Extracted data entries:
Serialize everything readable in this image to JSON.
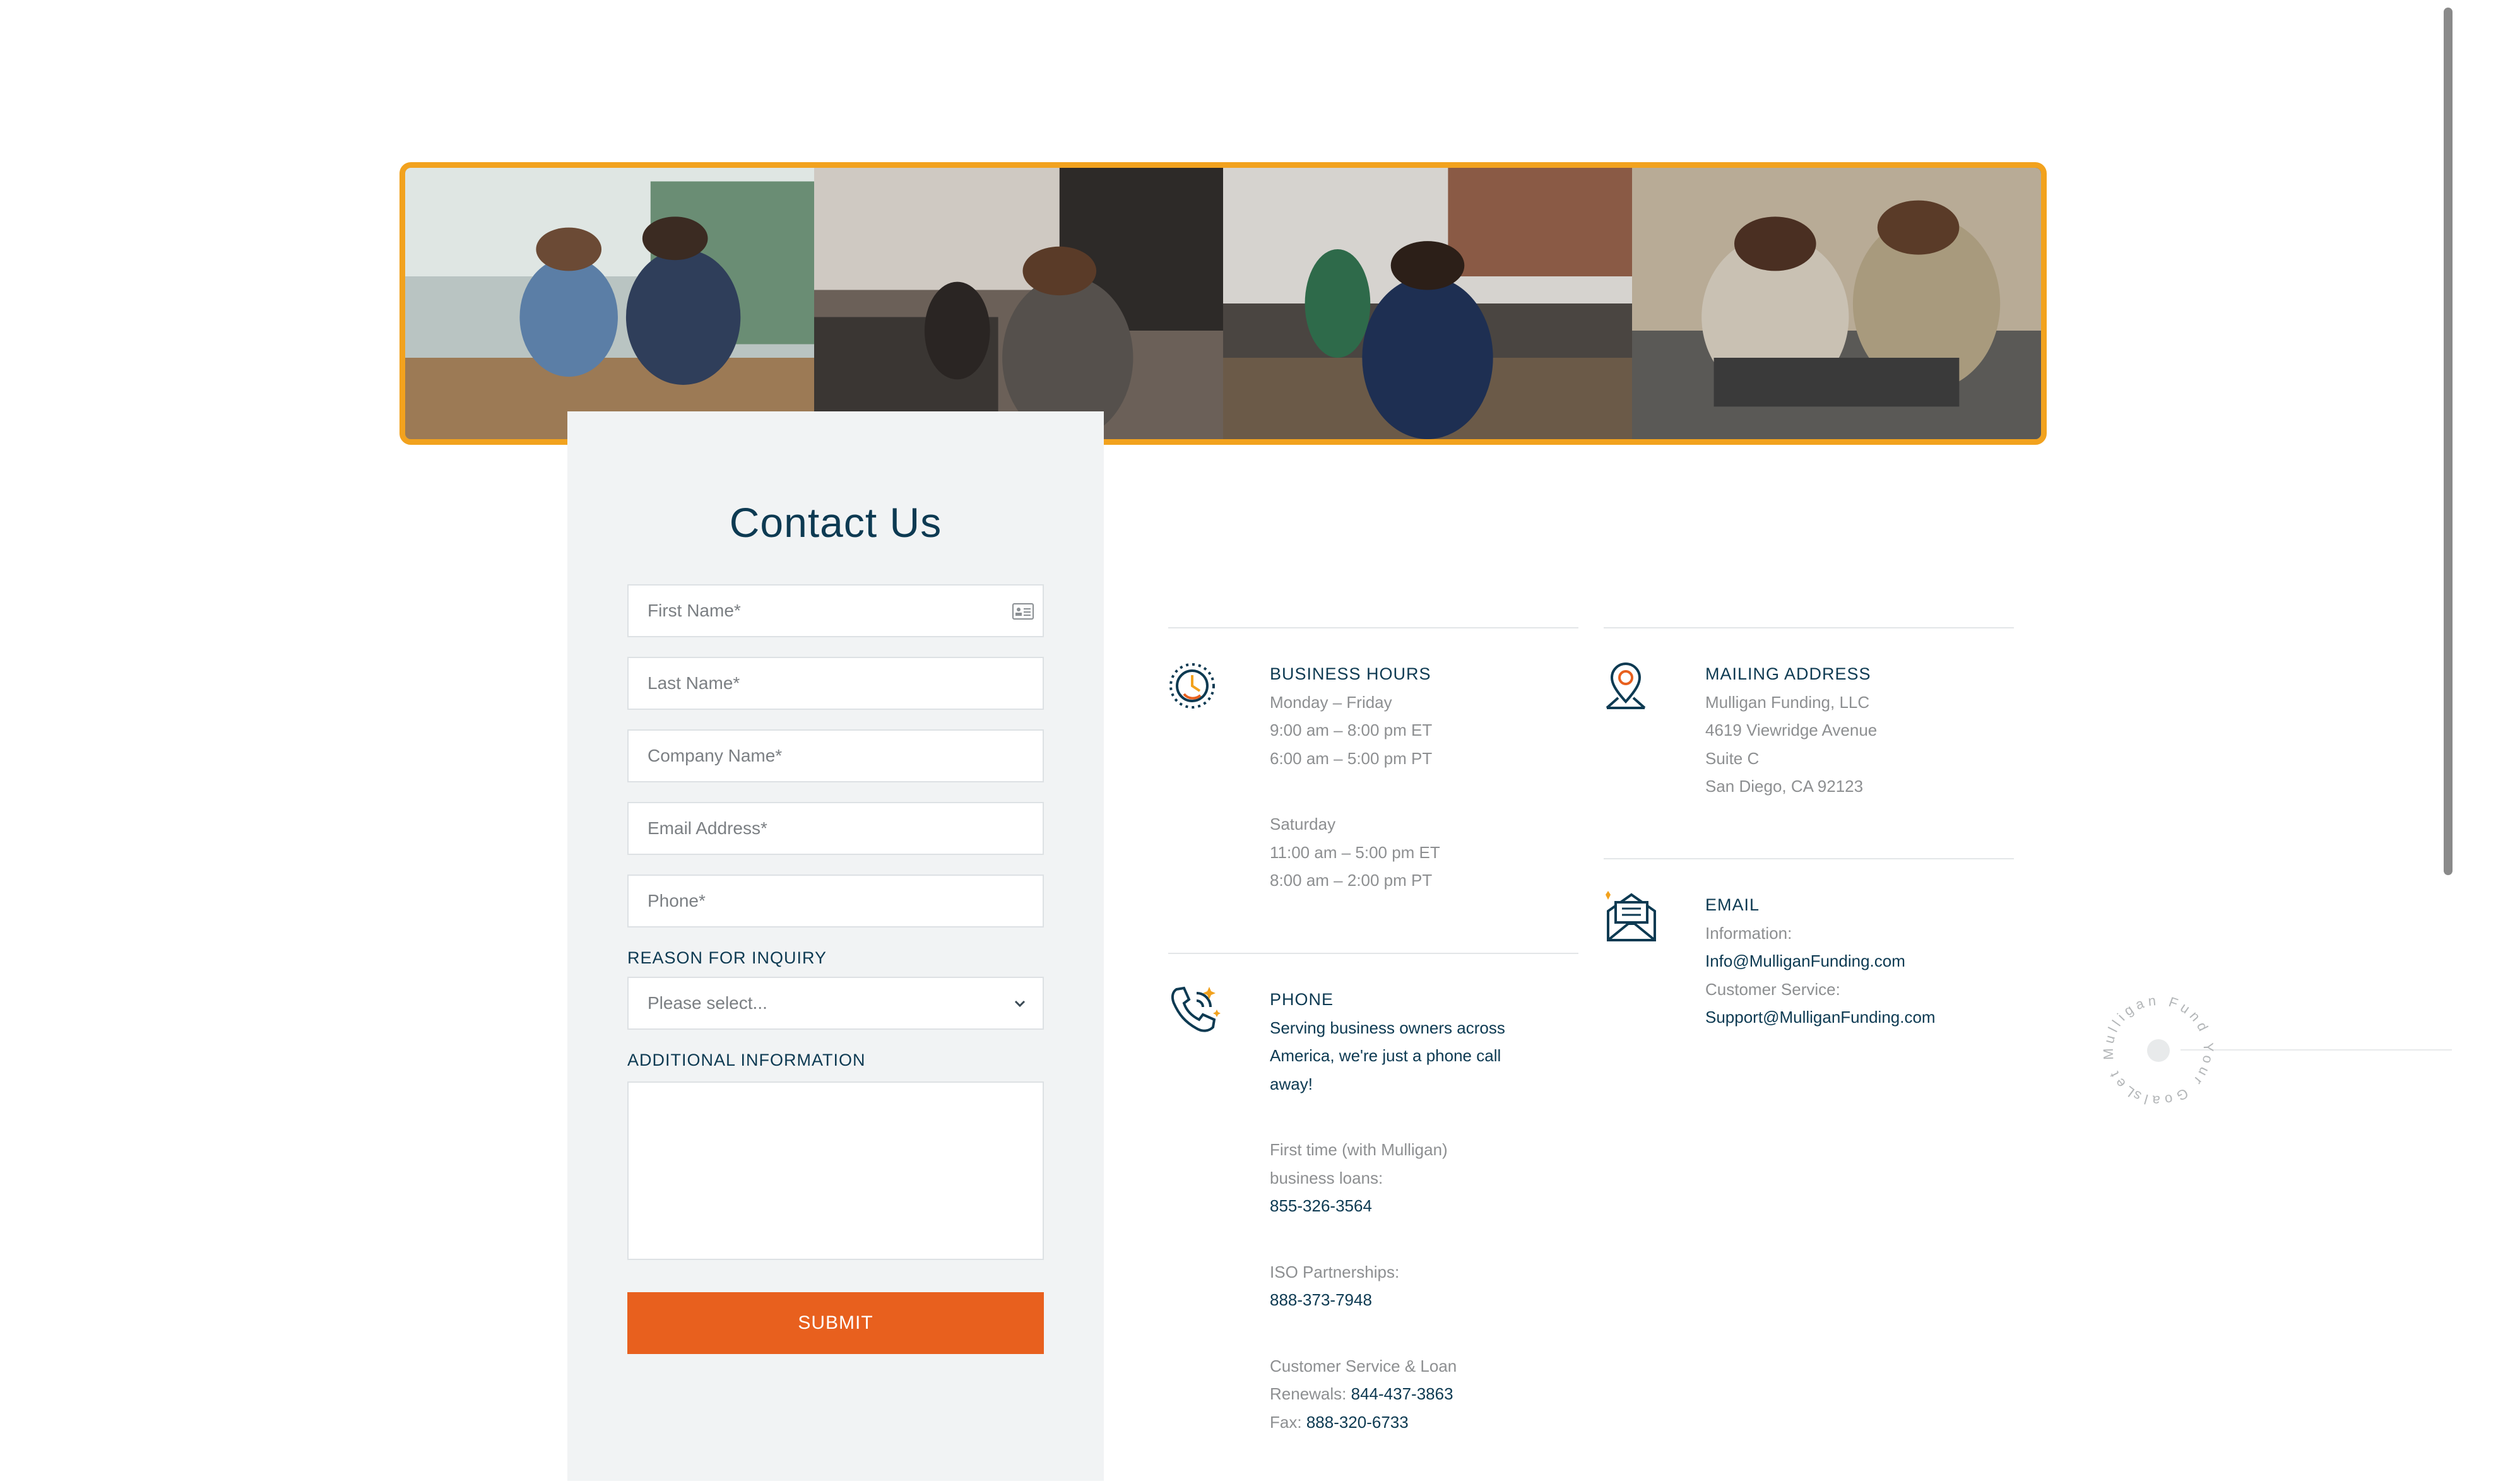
{
  "form": {
    "title": "Contact Us",
    "fields": {
      "first_name": "First Name*",
      "last_name": "Last Name*",
      "company_name": "Company Name*",
      "email": "Email Address*",
      "phone": "Phone*"
    },
    "reason_label": "REASON FOR INQUIRY",
    "reason_placeholder": "Please select...",
    "additional_label": "ADDITIONAL INFORMATION",
    "submit_label": "SUBMIT"
  },
  "hours": {
    "heading": "BUSINESS HOURS",
    "weekday": "Monday – Friday",
    "weekday_et": "9:00 am – 8:00 pm ET",
    "weekday_pt": "6:00 am – 5:00 pm PT",
    "saturday": "Saturday",
    "saturday_et": "11:00 am – 5:00 pm ET",
    "saturday_pt": "8:00 am – 2:00 pm PT"
  },
  "phone": {
    "heading": "PHONE",
    "tagline_1": "Serving business owners across",
    "tagline_2": "America, we're just a phone call",
    "tagline_3": "away!",
    "first_time_1": "First time (with Mulligan)",
    "first_time_2": "business loans:",
    "first_time_number": "855-326-3564",
    "iso_label": "ISO Partnerships:",
    "iso_number": "888-373-7948",
    "cs_label_1": "Customer Service & Loan",
    "cs_label_2": "Renewals:",
    "cs_number": "844-437-3863",
    "fax_label": "Fax:",
    "fax_number": "888-320-6733"
  },
  "mailing": {
    "heading": "MAILING ADDRESS",
    "company": "Mulligan Funding, LLC",
    "street": "4619 Viewridge Avenue",
    "suite": "Suite C",
    "city": "San Diego, CA 92123"
  },
  "email": {
    "heading": "EMAIL",
    "info_label": "Information:",
    "info_address": "Info@MulliganFunding.com",
    "cs_label": "Customer Service:",
    "cs_address": "Support@MulliganFunding.com"
  },
  "badge": {
    "text": "Let Mulligan Fund Your Goals"
  },
  "colors": {
    "accent_orange": "#e8601e",
    "banner_border": "#f2a21e",
    "navy": "#0d3a52",
    "muted_gray": "#8d8f91",
    "form_bg": "#f1f3f4"
  },
  "icons": {
    "hours": "clock-icon",
    "mailing": "location-pin-icon",
    "phone": "phone-icon",
    "email": "envelope-icon",
    "first_name": "contact-card-icon",
    "select": "chevron-down-icon"
  }
}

* _Exercise prompt_:
Quote the data exactly, leaving every image out of the copy.

* _Answer to the problem_:
Serialize everything readable in this image to JSON.
{
  "form": {
    "title": "Contact Us",
    "fields": {
      "first_name": "First Name*",
      "last_name": "Last Name*",
      "company_name": "Company Name*",
      "email": "Email Address*",
      "phone": "Phone*"
    },
    "reason_label": "REASON FOR INQUIRY",
    "reason_placeholder": "Please select...",
    "additional_label": "ADDITIONAL INFORMATION",
    "submit_label": "SUBMIT"
  },
  "hours": {
    "heading": "BUSINESS HOURS",
    "weekday": "Monday – Friday",
    "weekday_et": "9:00 am – 8:00 pm ET",
    "weekday_pt": "6:00 am – 5:00 pm PT",
    "saturday": "Saturday",
    "saturday_et": "11:00 am – 5:00 pm ET",
    "saturday_pt": "8:00 am – 2:00 pm PT"
  },
  "phone": {
    "heading": "PHONE",
    "tagline_1": "Serving business owners across",
    "tagline_2": "America, we're just a phone call",
    "tagline_3": "away!",
    "first_time_1": "First time (with Mulligan)",
    "first_time_2": "business loans:",
    "first_time_number": "855-326-3564",
    "iso_label": "ISO Partnerships:",
    "iso_number": "888-373-7948",
    "cs_label_1": "Customer Service & Loan",
    "cs_label_2": "Renewals:",
    "cs_number": "844-437-3863",
    "fax_label": "Fax:",
    "fax_number": "888-320-6733"
  },
  "mailing": {
    "heading": "MAILING ADDRESS",
    "company": "Mulligan Funding, LLC",
    "street": "4619 Viewridge Avenue",
    "suite": "Suite C",
    "city": "San Diego, CA 92123"
  },
  "email": {
    "heading": "EMAIL",
    "info_label": "Information:",
    "info_address": "Info@MulliganFunding.com",
    "cs_label": "Customer Service:",
    "cs_address": "Support@MulliganFunding.com"
  },
  "badge": {
    "text": "Let Mulligan Fund Your Goals"
  },
  "colors": {
    "accent_orange": "#e8601e",
    "banner_border": "#f2a21e",
    "navy": "#0d3a52",
    "muted_gray": "#8d8f91",
    "form_bg": "#f1f3f4"
  },
  "icons": {
    "hours": "clock-icon",
    "mailing": "location-pin-icon",
    "phone": "phone-icon",
    "email": "envelope-icon",
    "first_name": "contact-card-icon",
    "select": "chevron-down-icon"
  }
}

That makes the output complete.